**WHAT YOU ARE ASKED TO DO**
Where a line in the listing below contains the word "działalnością", copy that line.

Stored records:
-.-.-

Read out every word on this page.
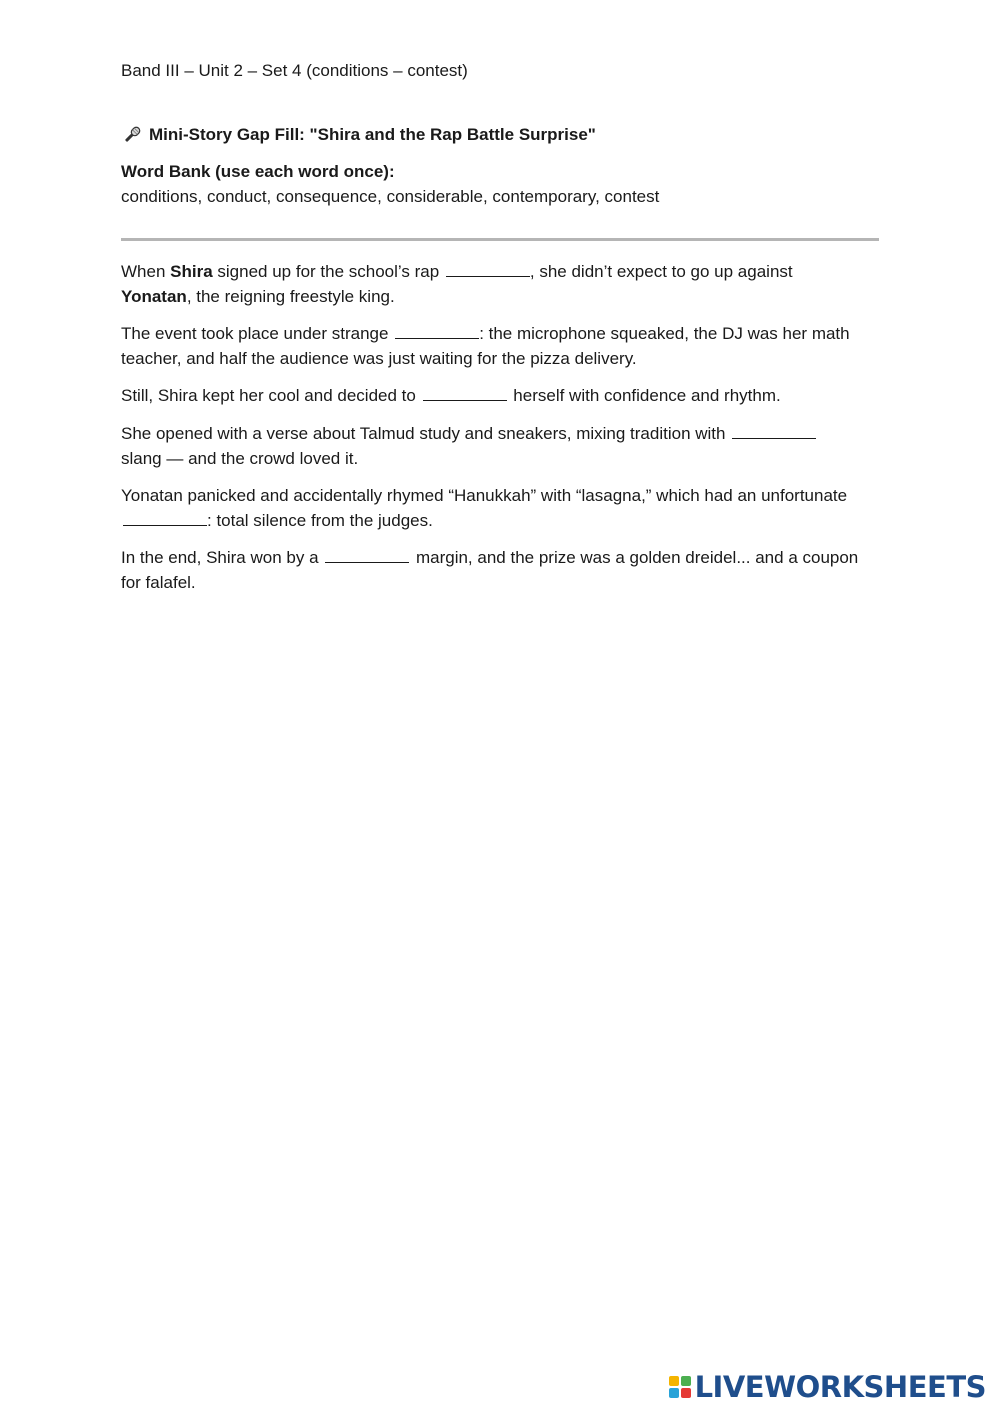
Band III – Unit 2 – Set 4 (conditions – contest)
Mini-Story Gap Fill: "Shira and the Rap Battle Surprise"
Word Bank (use each word once):
conditions, conduct, consequence, considerable, contemporary, contest
When Shira signed up for the school’s rap	, she didn’t expect to go up against
Yonatan, the reigning freestyle king.
The event took place under strange	: the microphone squeaked, the DJ was her math teacher, and half the audience was just waiting for the pizza delivery.
Still, Shira kept her cool and decided to	herself with confidence and rhythm.
She opened with a verse about Talmud study and sneakers, mixing tradition with
slang — and the crowd loved it.
Yonatan panicked and accidentally rhymed “Hanukkah” with “lasagna,” which had an unfortunate : total silence from the judges.
In the end, Shira won by a	margin, and the prize was a golden dreidel... and a coupon for falafel.
LIVEWORKSHEETS
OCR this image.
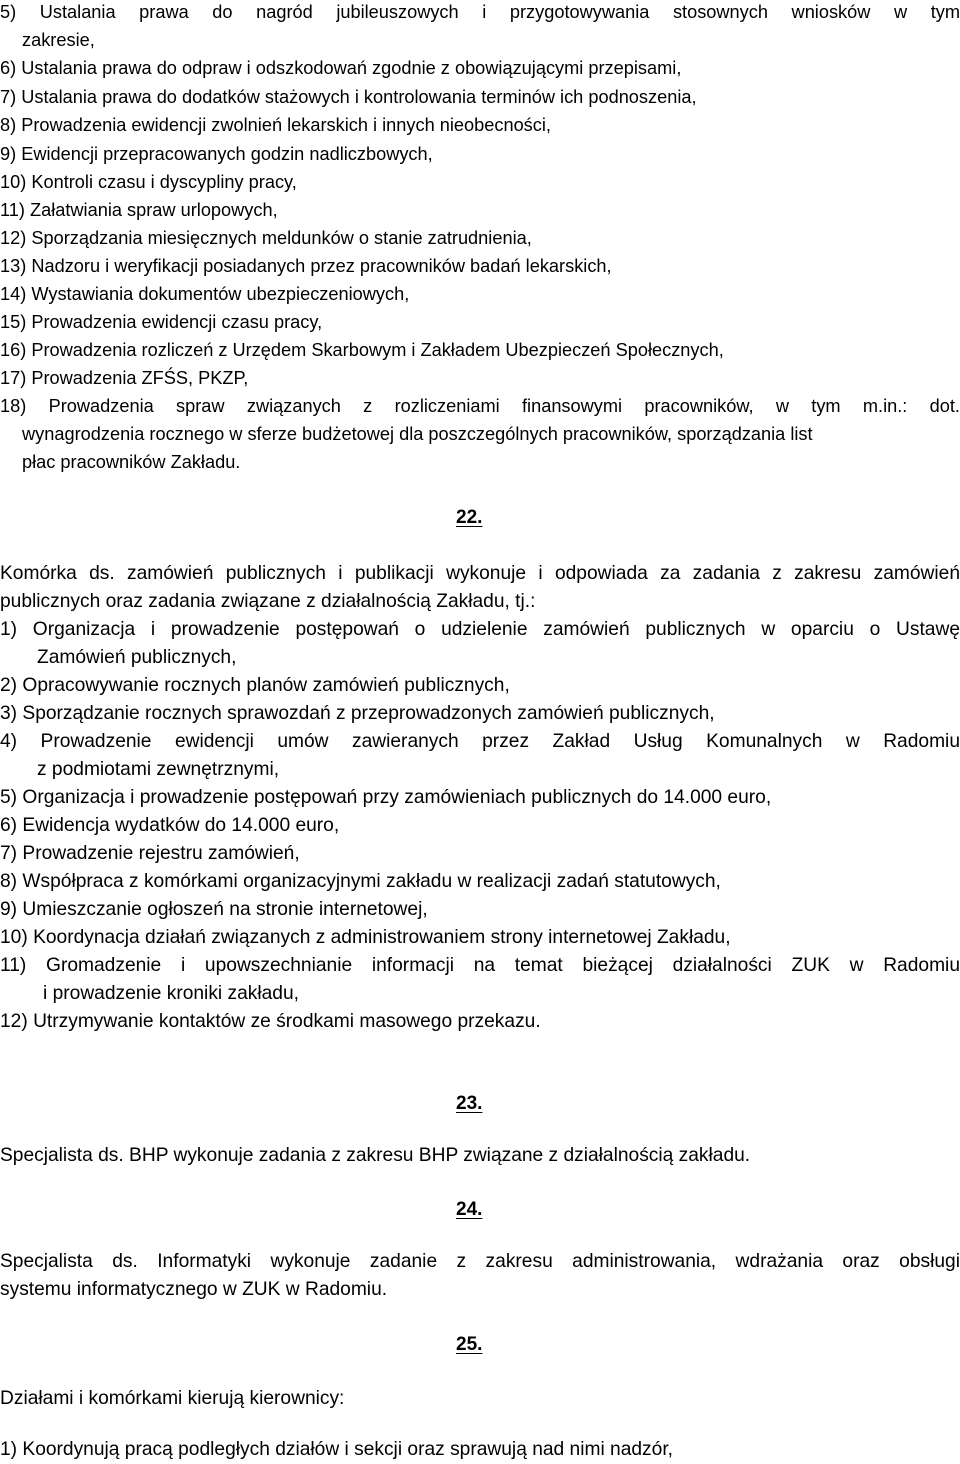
5) Ustalania prawa do nagród jubileuszowych i przygotowywania stosownych wniosków w tym
zakresie,
6) Ustalania prawa do odpraw i odszkodowań zgodnie z obowiązującymi przepisami,
7) Ustalania prawa do dodatków stażowych i kontrolowania terminów ich podnoszenia,
8) Prowadzenia ewidencji zwolnień lekarskich i innych nieobecności,
9) Ewidencji przepracowanych godzin nadliczbowych,
10) Kontroli czasu i dyscypliny pracy,
11) Załatwiania spraw urlopowych,
12) Sporządzania miesięcznych meldunków o stanie zatrudnienia,
13) Nadzoru i weryfikacji posiadanych przez pracowników badań lekarskich,
14) Wystawiania dokumentów ubezpieczeniowych,
15) Prowadzenia ewidencji czasu pracy,
16) Prowadzenia rozliczeń z Urzędem Skarbowym i Zakładem Ubezpieczeń Społecznych,
17) Prowadzenia ZFŚS, PKZP,
18) Prowadzenia spraw związanych z rozliczeniami finansowymi pracowników, w tym m.in.: dot.
wynagrodzenia rocznego w sferze budżetowej dla poszczególnych pracowników, sporządzania list
płac pracowników Zakładu.
22.
Komórka ds. zamówień publicznych i publikacji wykonuje i odpowiada za zadania z zakresu zamówień
publicznych oraz zadania związane z działalnością Zakładu, tj.:
1) Organizacja i prowadzenie postępowań o udzielenie zamówień publicznych w oparciu o Ustawę
Zamówień publicznych,
2) Opracowywanie rocznych planów zamówień publicznych,
3) Sporządzanie rocznych sprawozdań z przeprowadzonych zamówień publicznych,
4) Prowadzenie ewidencji umów zawieranych przez Zakład Usług Komunalnych w Radomiu
z podmiotami zewnętrznymi,
5) Organizacja i prowadzenie postępowań przy zamówieniach publicznych do 14.000 euro,
6) Ewidencja wydatków do 14.000 euro,
7) Prowadzenie rejestru zamówień,
8) Współpraca z komórkami organizacyjnymi zakładu w realizacji zadań statutowych,
9) Umieszczanie ogłoszeń na stronie internetowej,
10) Koordynacja działań związanych z administrowaniem strony internetowej Zakładu,
11) Gromadzenie i upowszechnianie informacji na temat bieżącej działalności ZUK w Radomiu
i prowadzenie kroniki zakładu,
12) Utrzymywanie kontaktów ze środkami masowego przekazu.
23.
Specjalista ds. BHP wykonuje zadania z zakresu BHP związane z działalnością zakładu.
24.
Specjalista ds. Informatyki wykonuje zadanie z zakresu administrowania, wdrażania oraz obsługi
systemu informatycznego w ZUK w Radomiu.
25.
Działami i komórkami kierują kierownicy:
1) Koordynują pracą podległych działów i sekcji oraz sprawują nad nimi nadzór,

-.-.-

**TASK RESPONSE**
publicznych oraz zadania związane z działalnością Zakładu, tj.:
Specjalista ds. BHP wykonuje zadania z zakresu BHP związane z działalnością zakładu.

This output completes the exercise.